Provided information
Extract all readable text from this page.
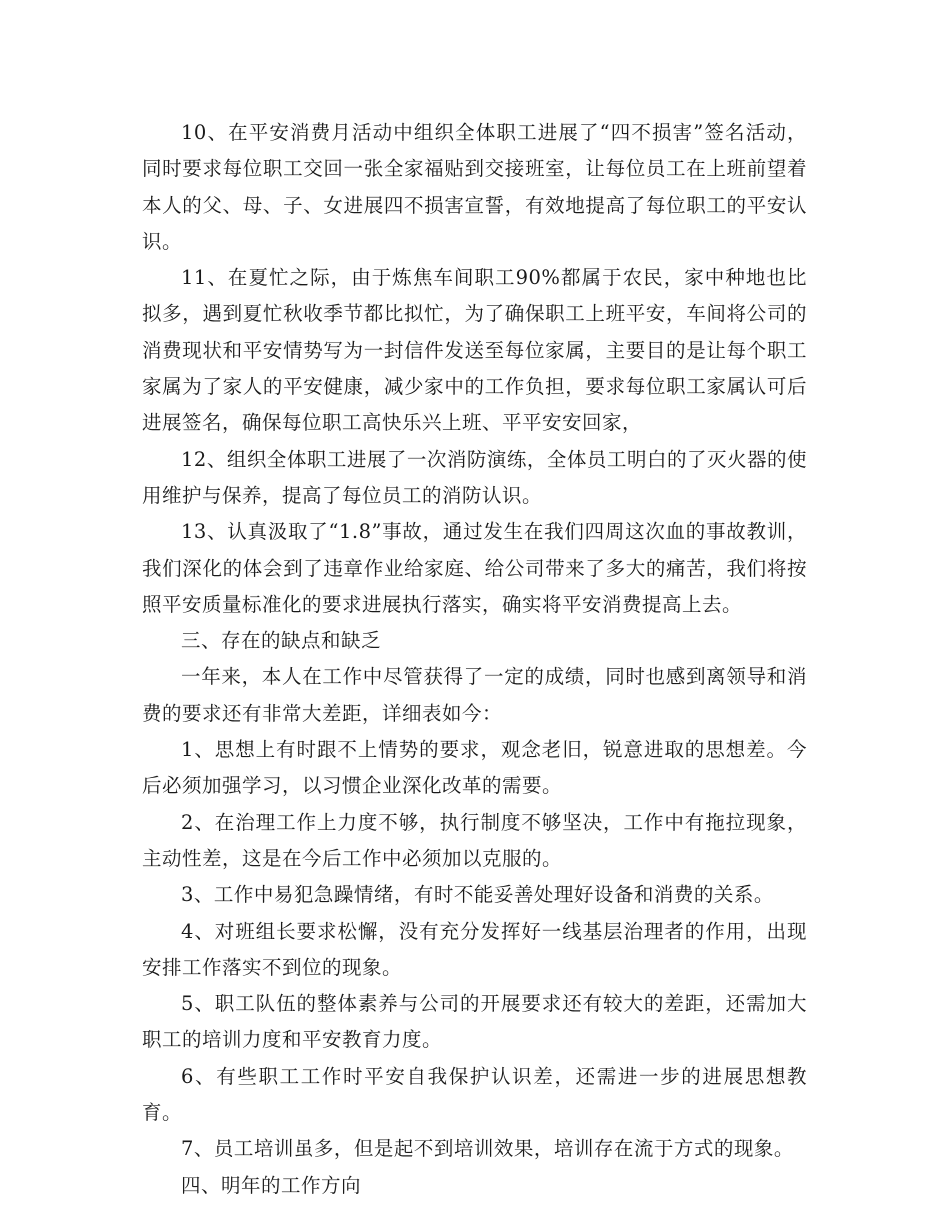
10、在平安消费月活动中组织全体职工进展了“四不损害”签名活动，同时要求每位职工交回一张全家福贴到交接班室，让每位员工在上班前望着本人的父、母、子、女进展四不损害宣誓，有效地提高了每位职工的平安认识。

11、在夏忙之际，由于炼焦车间职工90%都属于农民，家中种地也比拟多，遇到夏忙秋收季节都比拟忙，为了确保职工上班平安，车间将公司的消费现状和平安情势写为一封信件发送至每位家属，主要目的是让每个职工家属为了家人的平安健康，减少家中的工作负担，要求每位职工家属认可后进展签名，确保每位职工高快乐兴上班、平平安安回家，

12、组织全体职工进展了一次消防演练，全体员工明白的了灭火器的使用维护与保养，提高了每位员工的消防认识。

13、认真汲取了“1.8”事故，通过发生在我们四周这次血的事故教训，我们深化的体会到了违章作业给家庭、给公司带来了多大的痛苦，我们将按照平安质量标准化的要求进展执行落实，确实将平安消费提高上去。

三、存在的缺点和缺乏

一年来，本人在工作中尽管获得了一定的成绩，同时也感到离领导和消费的要求还有非常大差距，详细表如今：

1、思想上有时跟不上情势的要求，观念老旧，锐意进取的思想差。今后必须加强学习，以习惯企业深化改革的需要。

2、在治理工作上力度不够，执行制度不够坚决，工作中有拖拉现象，主动性差，这是在今后工作中必须加以克服的。

3、工作中易犯急躁情绪，有时不能妥善处理好设备和消费的关系。

4、对班组长要求松懈，没有充分发挥好一线基层治理者的作用，出现安排工作落实不到位的现象。

5、职工队伍的整体素养与公司的开展要求还有较大的差距，还需加大职工的培训力度和平安教育力度。

6、有些职工工作时平安自我保护认识差，还需进一步的进展思想教育。

7、员工培训虽多，但是起不到培训效果，培训存在流于方式的现象。

四、明年的工作方向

Given task
Leave out all images, then reproduce the entries above exactly.

Solution to this exercise
Extract all readable text from this page.
10、在平安消费月活动中组织全体职工进展了“四不损害”签名活动，同时要求每位职工交回一张全家福贴到交接班室，让每位员工在上班前望着本人的父、母、子、女进展四不损害宣誓，有效地提高了每位职工的平安认识。

11、在夏忙之际，由于炼焦车间职工90%都属于农民，家中种地也比拟多，遇到夏忙秋收季节都比拟忙，为了确保职工上班平安，车间将公司的消费现状和平安情势写为一封信件发送至每位家属，主要目的是让每个职工家属为了家人的平安健康，减少家中的工作负担，要求每位职工家属认可后进展签名，确保每位职工高快乐兴上班、平平安安回家，

12、组织全体职工进展了一次消防演练，全体员工明白的了灭火器的使用维护与保养，提高了每位员工的消防认识。

13、认真汲取了“1.8”事故，通过发生在我们四周这次血的事故教训，我们深化的体会到了违章作业给家庭、给公司带来了多大的痛苦，我们将按照平安质量标准化的要求进展执行落实，确实将平安消费提高上去。

三、存在的缺点和缺乏

一年来，本人在工作中尽管获得了一定的成绩，同时也感到离领导和消费的要求还有非常大差距，详细表如今：

1、思想上有时跟不上情势的要求，观念老旧，锐意进取的思想差。今后必须加强学习，以习惯企业深化改革的需要。

2、在治理工作上力度不够，执行制度不够坚决，工作中有拖拉现象，主动性差，这是在今后工作中必须加以克服的。

3、工作中易犯急躁情绪，有时不能妥善处理好设备和消费的关系。

4、对班组长要求松懈，没有充分发挥好一线基层治理者的作用，出现安排工作落实不到位的现象。

5、职工队伍的整体素养与公司的开展要求还有较大的差距，还需加大职工的培训力度和平安教育力度。

6、有些职工工作时平安自我保护认识差，还需进一步的进展思想教育。

7、员工培训虽多，但是起不到培训效果，培训存在流于方式的现象。

四、明年的工作方向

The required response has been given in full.